## Input for this task
=====

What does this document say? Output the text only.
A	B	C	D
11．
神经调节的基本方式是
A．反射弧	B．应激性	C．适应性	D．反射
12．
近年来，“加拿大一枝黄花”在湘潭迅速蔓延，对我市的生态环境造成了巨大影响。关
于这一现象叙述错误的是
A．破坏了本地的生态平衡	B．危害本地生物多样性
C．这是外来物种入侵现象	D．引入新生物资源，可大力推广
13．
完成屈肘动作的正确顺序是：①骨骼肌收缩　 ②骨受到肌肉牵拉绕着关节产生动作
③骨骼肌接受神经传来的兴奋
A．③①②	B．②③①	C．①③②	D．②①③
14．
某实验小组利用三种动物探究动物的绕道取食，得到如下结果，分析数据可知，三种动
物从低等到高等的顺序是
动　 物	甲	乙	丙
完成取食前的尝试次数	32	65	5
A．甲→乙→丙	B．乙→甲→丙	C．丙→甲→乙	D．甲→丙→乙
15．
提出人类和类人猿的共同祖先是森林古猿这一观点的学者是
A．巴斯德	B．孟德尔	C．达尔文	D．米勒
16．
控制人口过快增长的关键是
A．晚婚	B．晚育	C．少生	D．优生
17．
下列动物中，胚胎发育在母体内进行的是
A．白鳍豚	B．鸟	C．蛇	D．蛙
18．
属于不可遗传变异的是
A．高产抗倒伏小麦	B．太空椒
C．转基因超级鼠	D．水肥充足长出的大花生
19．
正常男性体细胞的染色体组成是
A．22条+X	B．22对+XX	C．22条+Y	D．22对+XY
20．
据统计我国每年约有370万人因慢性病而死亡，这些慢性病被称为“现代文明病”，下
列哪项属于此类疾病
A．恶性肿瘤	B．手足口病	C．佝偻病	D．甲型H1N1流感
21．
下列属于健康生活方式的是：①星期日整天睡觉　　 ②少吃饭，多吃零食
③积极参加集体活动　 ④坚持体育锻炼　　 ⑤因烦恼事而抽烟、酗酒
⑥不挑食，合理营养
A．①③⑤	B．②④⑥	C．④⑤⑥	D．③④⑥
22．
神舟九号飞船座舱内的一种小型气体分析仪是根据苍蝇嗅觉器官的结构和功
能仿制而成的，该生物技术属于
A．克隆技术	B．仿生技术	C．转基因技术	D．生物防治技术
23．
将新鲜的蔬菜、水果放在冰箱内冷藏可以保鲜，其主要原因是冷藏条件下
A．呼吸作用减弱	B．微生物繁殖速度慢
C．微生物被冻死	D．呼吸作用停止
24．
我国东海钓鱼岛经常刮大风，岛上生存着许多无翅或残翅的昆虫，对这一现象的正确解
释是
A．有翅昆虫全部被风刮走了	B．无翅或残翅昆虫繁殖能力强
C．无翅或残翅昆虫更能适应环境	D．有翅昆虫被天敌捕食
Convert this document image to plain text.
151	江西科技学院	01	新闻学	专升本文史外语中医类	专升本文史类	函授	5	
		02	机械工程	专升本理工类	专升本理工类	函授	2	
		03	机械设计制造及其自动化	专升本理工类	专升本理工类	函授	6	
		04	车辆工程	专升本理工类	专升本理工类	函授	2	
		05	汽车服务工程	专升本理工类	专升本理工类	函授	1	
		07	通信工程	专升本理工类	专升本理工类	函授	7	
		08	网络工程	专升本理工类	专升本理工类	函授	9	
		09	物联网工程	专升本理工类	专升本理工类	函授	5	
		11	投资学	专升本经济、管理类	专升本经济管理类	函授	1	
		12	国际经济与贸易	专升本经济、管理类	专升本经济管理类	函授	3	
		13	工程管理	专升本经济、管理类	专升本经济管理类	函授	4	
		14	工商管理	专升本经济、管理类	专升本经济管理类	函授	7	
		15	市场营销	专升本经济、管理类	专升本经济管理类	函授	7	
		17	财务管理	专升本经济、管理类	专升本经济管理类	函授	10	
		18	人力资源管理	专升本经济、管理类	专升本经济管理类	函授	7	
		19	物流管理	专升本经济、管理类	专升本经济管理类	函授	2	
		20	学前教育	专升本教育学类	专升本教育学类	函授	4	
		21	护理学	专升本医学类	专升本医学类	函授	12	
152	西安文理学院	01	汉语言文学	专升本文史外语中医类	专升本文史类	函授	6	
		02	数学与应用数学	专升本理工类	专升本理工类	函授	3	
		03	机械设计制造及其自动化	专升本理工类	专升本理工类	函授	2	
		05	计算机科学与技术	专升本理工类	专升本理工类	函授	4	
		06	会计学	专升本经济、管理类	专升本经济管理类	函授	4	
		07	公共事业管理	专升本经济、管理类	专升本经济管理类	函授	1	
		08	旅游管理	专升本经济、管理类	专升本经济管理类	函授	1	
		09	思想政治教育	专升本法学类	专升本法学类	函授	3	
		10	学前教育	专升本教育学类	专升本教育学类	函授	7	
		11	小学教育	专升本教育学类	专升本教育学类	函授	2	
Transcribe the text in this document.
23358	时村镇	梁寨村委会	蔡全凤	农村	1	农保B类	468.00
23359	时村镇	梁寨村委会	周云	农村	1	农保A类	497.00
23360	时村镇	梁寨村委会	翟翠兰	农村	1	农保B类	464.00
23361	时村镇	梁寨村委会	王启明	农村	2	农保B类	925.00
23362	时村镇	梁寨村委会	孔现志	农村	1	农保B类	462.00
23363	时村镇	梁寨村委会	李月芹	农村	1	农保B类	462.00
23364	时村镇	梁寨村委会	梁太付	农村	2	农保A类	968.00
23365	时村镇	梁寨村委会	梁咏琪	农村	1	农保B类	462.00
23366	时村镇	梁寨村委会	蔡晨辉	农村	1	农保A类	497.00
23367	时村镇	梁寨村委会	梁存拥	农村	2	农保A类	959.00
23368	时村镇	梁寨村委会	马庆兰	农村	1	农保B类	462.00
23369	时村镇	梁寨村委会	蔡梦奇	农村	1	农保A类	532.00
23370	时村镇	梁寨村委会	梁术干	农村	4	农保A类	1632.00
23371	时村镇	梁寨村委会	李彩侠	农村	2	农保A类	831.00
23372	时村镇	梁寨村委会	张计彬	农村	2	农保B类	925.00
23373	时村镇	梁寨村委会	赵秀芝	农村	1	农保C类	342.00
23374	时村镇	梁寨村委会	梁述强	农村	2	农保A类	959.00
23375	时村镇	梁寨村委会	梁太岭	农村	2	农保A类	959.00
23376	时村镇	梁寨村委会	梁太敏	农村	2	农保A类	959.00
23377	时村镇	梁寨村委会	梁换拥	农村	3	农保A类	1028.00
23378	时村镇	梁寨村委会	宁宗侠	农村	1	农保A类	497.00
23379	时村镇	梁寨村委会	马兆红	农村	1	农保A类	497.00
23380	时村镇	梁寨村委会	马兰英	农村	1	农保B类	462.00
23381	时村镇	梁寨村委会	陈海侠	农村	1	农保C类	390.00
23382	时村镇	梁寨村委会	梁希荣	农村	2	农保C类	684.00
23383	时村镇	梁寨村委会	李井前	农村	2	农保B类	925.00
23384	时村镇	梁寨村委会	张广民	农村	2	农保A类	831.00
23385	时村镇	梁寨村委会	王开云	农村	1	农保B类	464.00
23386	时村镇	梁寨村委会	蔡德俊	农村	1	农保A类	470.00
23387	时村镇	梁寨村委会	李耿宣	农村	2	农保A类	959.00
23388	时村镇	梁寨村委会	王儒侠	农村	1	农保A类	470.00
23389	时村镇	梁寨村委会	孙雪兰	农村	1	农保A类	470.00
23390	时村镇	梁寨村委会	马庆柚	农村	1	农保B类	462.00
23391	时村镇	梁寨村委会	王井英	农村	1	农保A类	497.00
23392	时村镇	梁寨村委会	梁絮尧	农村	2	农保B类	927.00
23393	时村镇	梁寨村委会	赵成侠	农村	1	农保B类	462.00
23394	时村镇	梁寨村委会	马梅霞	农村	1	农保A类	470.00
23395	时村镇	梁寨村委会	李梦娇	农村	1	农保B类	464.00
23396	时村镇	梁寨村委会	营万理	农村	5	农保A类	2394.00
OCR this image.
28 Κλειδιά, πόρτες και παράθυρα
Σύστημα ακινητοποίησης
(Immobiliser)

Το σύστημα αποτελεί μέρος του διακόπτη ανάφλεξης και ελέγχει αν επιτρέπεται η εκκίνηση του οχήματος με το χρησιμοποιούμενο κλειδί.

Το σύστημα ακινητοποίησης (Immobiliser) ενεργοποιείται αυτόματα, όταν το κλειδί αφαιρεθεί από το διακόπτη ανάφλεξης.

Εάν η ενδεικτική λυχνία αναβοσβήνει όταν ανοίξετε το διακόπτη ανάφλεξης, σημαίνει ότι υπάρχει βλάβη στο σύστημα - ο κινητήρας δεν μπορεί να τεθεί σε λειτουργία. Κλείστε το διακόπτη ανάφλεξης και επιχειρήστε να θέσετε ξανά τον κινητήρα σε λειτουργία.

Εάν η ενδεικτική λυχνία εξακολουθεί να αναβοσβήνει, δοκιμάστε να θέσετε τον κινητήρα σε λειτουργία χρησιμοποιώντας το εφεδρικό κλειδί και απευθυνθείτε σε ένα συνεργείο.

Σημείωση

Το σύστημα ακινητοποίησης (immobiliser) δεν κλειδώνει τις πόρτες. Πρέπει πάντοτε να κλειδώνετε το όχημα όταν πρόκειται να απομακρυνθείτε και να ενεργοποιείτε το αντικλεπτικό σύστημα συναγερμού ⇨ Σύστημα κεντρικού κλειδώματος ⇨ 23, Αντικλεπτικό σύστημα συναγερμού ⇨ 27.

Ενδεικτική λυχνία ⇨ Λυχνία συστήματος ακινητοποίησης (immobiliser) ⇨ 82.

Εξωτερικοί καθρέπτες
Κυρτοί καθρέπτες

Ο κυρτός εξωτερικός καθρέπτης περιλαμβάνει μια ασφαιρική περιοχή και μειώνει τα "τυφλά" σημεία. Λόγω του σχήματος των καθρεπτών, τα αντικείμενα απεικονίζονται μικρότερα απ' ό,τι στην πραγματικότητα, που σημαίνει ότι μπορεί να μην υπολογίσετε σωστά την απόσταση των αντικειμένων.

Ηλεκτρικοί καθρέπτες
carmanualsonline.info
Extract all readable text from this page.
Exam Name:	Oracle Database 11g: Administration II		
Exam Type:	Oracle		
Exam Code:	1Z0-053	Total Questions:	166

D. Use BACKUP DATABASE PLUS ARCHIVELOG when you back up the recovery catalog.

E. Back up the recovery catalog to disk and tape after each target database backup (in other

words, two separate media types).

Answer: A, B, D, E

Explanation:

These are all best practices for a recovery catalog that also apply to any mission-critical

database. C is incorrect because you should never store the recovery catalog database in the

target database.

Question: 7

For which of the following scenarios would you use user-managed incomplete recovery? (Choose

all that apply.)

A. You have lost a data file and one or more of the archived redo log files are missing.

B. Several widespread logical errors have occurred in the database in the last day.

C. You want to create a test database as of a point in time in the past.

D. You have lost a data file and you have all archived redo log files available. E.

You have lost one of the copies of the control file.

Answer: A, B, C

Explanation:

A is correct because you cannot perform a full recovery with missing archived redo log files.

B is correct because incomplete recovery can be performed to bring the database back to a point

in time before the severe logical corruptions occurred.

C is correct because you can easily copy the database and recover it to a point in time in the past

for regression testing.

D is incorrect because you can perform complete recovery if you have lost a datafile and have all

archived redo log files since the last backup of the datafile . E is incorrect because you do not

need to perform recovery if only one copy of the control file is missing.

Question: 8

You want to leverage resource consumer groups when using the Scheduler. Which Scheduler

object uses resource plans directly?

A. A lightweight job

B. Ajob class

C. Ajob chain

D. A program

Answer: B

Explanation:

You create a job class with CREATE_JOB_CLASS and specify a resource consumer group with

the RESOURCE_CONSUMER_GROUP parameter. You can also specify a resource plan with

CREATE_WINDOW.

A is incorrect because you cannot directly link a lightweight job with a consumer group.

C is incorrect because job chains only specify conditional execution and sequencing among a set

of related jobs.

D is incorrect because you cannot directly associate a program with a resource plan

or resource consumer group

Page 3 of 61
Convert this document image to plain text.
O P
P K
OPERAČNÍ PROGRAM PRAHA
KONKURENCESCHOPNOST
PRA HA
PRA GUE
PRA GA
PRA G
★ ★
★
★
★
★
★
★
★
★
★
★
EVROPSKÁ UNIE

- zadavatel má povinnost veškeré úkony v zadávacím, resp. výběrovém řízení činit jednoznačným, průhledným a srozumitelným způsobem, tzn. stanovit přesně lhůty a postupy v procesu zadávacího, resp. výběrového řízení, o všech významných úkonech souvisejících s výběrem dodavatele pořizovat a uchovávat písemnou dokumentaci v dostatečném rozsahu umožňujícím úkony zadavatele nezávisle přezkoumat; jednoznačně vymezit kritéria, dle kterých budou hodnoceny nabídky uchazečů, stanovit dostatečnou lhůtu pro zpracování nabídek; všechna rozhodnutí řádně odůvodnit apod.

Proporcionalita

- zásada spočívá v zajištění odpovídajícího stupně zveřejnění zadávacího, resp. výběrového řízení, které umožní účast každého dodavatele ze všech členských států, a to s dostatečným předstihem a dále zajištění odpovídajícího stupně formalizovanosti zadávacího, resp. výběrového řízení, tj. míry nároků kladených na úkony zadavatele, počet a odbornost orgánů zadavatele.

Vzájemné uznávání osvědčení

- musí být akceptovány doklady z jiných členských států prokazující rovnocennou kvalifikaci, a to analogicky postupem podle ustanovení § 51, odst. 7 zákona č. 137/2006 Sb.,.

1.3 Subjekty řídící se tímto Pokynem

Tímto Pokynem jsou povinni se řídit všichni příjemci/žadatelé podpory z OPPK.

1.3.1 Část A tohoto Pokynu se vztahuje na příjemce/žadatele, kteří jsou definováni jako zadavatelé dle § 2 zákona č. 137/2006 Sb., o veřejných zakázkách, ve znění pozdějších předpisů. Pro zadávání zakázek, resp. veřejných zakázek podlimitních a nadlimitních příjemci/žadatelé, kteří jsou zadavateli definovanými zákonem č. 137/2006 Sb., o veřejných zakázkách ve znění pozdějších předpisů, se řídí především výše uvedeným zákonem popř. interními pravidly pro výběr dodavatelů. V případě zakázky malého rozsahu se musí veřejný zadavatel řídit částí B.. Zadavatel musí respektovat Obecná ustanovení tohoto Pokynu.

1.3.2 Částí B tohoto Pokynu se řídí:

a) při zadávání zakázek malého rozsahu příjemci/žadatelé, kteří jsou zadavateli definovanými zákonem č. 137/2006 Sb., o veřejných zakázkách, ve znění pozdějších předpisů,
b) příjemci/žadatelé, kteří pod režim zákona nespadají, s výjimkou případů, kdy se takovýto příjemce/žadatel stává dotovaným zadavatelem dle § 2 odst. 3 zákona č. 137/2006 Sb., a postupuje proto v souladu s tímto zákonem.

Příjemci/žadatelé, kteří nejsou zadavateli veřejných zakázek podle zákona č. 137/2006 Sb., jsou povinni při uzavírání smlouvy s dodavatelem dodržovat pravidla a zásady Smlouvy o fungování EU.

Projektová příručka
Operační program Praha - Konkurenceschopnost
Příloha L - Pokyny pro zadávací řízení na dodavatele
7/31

=====

## Task prompt
Find the word "Pokynem" in the entries, and copy every line it shows up in.

## Result of this task
1.3 Subjekty řídící se tímto Pokynem
Tímto Pokynem jsou povinni se řídit všichni příjemci/žadatelé podpory z OPPK.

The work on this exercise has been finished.